'''

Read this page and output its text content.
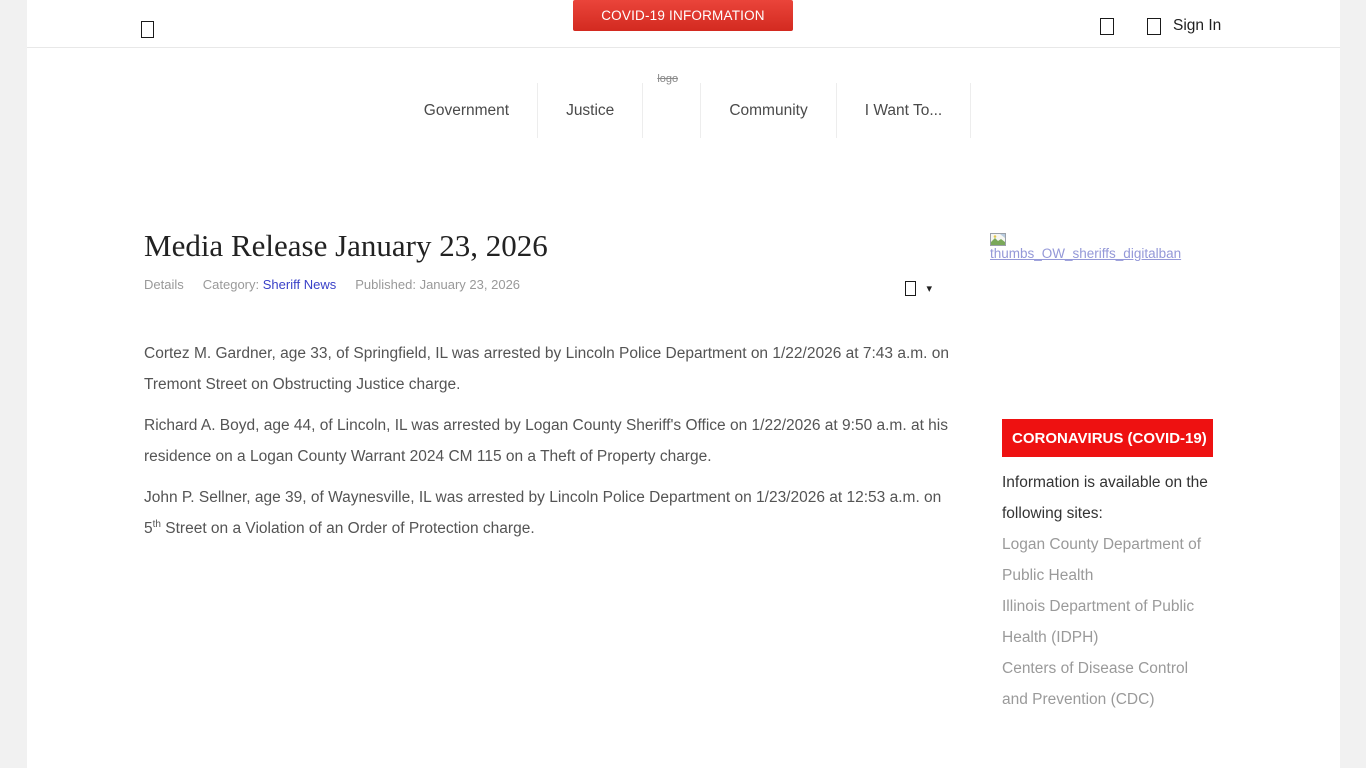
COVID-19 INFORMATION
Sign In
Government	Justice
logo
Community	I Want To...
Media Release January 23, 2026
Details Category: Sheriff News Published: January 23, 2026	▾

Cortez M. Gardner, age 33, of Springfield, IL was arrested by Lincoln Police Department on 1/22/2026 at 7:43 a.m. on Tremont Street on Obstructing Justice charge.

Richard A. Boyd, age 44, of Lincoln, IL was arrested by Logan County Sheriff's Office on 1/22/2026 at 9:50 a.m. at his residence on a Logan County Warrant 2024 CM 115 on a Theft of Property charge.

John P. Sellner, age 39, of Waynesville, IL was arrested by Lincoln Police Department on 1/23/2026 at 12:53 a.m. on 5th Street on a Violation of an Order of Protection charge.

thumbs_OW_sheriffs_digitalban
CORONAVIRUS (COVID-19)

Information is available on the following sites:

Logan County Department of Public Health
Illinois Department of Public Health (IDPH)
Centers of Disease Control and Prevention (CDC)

'''

→ **YOUR GOAL**
The expected answer is every line above in which the word "January" appears.

→ **RESPONSE TO THIS TASK**
Media Release January 23, 2026
Details Category: Sheriff News Published: January 23, 2026	▾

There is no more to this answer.